### Dataset content

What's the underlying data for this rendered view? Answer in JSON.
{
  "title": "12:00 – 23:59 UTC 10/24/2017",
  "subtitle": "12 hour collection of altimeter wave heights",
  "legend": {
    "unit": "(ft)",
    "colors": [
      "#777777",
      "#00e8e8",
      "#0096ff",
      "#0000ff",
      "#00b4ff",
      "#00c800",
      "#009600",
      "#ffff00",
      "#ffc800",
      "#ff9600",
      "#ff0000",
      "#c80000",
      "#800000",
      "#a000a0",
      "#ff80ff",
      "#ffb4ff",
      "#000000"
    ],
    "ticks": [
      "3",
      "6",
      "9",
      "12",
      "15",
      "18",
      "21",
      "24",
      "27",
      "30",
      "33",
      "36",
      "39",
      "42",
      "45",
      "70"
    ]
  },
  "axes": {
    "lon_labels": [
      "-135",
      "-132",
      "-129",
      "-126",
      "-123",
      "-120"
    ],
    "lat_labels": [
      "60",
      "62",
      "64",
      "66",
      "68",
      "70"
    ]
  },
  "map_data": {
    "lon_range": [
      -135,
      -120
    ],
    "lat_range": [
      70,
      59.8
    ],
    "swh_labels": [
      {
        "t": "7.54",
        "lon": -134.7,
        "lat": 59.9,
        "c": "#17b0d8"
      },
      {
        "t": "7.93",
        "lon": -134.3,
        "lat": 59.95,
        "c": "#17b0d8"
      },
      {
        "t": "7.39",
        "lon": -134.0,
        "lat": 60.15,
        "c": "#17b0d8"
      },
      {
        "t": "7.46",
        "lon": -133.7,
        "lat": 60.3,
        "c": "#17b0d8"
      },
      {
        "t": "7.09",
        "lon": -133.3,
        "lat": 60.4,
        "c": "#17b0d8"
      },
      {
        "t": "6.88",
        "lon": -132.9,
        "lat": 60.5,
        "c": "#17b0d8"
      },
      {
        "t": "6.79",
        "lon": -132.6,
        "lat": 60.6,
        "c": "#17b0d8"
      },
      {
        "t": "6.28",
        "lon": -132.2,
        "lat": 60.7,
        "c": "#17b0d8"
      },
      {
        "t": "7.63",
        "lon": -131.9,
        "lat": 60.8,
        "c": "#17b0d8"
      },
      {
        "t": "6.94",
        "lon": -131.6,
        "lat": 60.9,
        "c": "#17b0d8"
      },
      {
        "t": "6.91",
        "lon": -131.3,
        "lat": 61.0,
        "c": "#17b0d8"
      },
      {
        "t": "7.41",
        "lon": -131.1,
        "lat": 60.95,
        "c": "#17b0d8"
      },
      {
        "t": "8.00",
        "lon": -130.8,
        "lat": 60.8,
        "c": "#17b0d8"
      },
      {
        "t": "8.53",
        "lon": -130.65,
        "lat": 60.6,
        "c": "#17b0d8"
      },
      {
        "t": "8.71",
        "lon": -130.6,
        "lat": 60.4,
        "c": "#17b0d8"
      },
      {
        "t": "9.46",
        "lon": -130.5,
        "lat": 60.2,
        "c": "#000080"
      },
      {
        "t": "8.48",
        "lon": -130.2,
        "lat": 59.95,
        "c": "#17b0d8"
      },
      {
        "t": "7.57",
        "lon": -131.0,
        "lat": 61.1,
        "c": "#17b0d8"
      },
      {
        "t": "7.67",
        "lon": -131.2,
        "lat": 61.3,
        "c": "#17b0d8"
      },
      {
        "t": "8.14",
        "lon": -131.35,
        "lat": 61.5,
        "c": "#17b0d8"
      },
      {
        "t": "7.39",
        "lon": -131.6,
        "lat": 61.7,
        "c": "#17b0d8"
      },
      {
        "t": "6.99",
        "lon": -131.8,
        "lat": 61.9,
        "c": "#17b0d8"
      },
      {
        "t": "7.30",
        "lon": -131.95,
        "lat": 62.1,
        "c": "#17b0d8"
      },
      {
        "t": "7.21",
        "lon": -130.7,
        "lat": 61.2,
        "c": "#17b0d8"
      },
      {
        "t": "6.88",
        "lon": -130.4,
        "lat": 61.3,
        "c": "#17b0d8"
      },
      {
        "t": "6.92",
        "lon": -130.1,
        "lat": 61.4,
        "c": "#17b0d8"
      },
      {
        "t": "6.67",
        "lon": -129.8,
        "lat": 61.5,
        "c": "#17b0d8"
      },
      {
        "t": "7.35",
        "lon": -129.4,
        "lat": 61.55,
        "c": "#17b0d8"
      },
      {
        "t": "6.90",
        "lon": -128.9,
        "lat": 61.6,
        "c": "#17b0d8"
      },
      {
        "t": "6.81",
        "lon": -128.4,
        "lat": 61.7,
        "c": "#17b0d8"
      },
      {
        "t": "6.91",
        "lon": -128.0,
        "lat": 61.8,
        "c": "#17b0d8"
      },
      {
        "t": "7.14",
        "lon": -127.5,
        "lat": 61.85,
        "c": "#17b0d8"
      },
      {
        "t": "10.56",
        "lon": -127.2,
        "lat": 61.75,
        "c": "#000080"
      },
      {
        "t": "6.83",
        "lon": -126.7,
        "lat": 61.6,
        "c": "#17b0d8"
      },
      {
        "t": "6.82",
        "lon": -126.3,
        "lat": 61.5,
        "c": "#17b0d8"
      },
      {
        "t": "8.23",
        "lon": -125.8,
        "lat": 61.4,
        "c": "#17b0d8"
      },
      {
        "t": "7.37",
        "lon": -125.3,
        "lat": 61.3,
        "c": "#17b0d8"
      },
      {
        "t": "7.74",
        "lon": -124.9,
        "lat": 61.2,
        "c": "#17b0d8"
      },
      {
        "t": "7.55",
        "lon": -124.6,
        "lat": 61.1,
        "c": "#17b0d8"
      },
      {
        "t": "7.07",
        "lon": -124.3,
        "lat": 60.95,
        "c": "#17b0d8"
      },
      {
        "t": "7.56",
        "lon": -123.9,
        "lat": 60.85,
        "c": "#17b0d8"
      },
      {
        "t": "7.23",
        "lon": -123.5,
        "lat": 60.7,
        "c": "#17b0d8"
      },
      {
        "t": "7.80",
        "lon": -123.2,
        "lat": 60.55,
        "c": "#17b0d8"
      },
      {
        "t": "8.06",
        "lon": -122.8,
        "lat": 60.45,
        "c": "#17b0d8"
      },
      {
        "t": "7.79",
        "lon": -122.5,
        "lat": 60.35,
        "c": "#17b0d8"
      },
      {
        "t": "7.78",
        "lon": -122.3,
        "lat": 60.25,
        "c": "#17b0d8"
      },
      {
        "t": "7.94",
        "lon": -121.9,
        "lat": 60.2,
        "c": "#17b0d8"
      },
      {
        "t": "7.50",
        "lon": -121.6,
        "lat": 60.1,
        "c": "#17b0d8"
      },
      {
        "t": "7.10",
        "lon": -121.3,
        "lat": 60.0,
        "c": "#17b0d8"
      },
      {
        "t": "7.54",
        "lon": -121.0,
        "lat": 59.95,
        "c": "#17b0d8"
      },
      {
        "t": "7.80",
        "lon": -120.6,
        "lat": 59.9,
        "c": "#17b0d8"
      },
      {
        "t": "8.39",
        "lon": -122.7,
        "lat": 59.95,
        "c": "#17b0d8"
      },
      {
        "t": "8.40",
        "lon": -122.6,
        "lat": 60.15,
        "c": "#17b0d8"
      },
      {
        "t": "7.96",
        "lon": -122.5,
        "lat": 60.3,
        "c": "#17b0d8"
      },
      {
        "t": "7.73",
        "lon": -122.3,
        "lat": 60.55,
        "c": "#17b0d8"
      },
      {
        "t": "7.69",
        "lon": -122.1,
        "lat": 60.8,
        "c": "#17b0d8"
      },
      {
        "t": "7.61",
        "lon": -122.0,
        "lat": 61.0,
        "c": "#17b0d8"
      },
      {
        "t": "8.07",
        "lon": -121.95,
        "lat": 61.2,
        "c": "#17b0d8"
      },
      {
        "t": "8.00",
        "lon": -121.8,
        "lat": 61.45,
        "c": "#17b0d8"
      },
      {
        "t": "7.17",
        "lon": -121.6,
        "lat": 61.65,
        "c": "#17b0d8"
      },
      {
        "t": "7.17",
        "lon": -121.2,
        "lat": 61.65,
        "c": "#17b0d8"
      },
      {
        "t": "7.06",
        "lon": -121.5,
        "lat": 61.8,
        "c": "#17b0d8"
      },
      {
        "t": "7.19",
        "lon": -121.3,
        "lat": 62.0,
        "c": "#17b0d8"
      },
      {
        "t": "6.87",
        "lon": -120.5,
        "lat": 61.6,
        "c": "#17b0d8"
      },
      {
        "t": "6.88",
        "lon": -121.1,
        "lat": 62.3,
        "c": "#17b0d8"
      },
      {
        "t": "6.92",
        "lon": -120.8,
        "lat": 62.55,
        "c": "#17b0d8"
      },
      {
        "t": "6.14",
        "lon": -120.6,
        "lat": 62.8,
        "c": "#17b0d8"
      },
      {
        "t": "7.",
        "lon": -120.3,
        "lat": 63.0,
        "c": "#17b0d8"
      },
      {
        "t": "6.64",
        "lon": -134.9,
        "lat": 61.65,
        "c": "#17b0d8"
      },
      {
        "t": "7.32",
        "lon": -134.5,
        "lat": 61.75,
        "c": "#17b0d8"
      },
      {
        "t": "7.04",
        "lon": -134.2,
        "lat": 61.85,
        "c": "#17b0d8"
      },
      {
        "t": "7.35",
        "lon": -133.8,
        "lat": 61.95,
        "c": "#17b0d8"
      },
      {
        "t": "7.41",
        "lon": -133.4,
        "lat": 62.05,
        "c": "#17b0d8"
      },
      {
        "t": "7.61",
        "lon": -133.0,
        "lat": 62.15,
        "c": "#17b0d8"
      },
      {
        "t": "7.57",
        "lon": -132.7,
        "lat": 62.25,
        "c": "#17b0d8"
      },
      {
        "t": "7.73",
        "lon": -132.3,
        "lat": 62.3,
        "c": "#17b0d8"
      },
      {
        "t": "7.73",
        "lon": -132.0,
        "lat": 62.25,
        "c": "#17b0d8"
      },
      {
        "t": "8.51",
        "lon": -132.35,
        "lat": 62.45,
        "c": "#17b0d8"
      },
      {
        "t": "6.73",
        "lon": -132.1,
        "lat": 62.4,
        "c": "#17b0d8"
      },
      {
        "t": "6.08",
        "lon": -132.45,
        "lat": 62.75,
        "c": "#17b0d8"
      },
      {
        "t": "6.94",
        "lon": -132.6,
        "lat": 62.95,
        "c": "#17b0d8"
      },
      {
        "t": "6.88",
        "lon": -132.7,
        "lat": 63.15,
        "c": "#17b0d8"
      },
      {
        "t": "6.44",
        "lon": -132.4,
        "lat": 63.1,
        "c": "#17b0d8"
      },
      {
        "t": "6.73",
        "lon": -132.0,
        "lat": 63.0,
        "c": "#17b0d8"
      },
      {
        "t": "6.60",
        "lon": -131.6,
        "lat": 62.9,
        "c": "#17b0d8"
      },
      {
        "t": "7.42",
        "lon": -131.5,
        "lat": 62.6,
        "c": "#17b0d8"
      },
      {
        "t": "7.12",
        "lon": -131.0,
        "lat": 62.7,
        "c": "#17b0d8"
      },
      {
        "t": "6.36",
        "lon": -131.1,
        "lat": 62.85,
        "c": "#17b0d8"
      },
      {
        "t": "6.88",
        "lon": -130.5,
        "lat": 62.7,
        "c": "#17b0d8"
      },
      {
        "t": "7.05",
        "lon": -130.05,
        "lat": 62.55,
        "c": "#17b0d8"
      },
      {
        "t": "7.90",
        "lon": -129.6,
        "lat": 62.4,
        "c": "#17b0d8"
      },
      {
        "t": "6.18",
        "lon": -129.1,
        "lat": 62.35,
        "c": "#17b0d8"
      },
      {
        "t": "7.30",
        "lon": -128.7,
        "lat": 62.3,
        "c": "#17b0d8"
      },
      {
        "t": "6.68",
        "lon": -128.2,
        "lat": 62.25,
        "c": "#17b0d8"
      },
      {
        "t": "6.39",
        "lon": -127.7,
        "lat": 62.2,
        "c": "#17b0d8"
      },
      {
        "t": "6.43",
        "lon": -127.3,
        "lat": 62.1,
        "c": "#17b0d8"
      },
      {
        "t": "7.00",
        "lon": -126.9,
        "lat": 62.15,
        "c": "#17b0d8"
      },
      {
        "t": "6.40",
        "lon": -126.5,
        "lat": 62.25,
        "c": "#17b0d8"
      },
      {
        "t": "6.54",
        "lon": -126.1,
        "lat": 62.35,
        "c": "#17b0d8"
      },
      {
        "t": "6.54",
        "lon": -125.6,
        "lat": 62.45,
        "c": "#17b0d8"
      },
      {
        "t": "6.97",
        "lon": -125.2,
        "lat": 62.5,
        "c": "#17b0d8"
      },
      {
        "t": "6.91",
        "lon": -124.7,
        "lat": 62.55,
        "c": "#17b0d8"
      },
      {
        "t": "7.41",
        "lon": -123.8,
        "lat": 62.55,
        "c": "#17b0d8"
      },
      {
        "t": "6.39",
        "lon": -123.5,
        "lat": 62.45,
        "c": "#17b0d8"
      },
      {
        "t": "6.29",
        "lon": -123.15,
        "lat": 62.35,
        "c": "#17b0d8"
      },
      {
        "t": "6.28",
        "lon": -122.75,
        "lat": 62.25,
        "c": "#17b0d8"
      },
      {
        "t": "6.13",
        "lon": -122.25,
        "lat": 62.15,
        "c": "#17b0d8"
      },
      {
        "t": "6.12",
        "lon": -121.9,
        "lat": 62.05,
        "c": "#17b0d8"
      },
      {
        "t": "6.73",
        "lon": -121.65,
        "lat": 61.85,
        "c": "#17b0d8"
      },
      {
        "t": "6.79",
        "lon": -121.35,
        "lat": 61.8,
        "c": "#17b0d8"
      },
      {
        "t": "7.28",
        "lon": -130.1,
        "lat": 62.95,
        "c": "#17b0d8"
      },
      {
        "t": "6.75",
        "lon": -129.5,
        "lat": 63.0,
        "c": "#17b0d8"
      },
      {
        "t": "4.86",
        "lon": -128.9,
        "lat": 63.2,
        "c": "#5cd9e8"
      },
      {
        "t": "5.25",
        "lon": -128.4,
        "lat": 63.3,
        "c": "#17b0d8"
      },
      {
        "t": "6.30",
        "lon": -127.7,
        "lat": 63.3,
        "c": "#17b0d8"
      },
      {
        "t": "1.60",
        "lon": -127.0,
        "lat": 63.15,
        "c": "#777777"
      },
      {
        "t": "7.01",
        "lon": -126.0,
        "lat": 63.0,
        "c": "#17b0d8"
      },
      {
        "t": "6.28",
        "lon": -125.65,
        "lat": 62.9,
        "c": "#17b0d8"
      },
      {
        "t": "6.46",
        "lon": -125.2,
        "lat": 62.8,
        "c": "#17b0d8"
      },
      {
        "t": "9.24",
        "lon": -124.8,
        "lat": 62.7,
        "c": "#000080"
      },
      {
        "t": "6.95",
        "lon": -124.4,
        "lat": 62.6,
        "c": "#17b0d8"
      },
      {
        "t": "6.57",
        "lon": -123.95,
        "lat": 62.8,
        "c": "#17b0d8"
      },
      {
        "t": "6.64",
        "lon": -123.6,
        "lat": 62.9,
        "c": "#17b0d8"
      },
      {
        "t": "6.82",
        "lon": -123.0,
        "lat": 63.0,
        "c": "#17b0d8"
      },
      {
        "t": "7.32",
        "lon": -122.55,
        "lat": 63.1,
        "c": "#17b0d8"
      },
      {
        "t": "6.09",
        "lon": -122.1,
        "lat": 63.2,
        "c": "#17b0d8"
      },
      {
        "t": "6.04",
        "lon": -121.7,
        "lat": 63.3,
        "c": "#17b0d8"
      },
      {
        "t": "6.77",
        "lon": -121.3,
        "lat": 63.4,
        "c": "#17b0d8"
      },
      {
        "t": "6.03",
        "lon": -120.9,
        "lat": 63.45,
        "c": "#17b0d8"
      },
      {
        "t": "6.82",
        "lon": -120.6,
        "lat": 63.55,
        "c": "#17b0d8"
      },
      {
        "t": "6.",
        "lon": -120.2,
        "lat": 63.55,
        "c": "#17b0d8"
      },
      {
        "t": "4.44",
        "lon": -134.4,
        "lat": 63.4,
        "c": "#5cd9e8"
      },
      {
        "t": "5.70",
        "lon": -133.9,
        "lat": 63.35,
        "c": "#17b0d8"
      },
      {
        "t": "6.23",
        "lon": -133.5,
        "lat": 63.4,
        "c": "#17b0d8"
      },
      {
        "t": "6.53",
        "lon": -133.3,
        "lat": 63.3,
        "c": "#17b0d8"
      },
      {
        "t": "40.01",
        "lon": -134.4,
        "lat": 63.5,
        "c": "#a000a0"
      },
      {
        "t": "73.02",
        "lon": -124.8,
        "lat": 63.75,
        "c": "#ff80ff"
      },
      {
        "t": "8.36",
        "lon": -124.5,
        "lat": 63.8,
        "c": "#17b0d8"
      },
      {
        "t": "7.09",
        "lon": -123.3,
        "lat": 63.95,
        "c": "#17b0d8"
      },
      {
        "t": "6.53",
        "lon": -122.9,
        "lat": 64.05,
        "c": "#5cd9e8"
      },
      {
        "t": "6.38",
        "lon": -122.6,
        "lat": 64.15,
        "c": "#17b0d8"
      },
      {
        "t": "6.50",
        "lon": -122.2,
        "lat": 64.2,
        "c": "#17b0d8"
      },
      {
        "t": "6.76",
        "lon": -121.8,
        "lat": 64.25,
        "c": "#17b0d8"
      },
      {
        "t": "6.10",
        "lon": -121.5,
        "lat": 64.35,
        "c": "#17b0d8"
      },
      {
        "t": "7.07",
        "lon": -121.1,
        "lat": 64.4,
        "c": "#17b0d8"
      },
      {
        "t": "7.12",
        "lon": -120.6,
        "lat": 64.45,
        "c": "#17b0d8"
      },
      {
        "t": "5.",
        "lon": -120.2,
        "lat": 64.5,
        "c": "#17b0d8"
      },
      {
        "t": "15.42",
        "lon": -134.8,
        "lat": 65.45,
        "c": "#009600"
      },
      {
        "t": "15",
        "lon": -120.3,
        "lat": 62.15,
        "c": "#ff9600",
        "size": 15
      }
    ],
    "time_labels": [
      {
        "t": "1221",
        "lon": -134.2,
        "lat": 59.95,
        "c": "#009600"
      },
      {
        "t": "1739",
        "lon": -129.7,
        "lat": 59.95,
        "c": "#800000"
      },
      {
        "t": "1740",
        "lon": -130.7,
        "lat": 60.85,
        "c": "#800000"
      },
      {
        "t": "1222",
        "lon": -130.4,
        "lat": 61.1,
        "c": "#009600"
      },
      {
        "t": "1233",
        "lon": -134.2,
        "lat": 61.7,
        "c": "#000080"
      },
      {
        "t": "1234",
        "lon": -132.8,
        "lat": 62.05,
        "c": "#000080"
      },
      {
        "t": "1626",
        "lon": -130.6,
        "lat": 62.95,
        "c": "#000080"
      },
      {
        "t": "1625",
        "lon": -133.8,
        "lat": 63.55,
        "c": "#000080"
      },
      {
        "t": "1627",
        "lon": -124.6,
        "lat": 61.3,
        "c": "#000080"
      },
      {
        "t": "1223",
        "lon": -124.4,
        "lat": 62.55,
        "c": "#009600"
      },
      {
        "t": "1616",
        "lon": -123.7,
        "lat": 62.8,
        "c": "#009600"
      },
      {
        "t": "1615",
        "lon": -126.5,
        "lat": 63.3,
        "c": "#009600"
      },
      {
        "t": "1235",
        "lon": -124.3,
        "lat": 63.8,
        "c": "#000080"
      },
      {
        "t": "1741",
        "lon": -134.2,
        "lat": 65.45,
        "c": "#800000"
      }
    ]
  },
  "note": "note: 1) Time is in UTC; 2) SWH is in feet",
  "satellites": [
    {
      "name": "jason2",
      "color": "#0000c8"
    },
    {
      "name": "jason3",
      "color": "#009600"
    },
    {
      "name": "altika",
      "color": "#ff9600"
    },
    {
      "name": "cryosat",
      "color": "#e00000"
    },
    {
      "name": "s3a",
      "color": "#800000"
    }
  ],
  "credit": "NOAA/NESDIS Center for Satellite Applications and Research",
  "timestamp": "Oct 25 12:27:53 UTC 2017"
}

### Exercise
Gather each line in these records that contains the string "name".

### Response to this exercise
      "name": "jason2",
      "name": "jason3",
      "name": "altika",
      "name": "cryosat",
      "name": "s3a",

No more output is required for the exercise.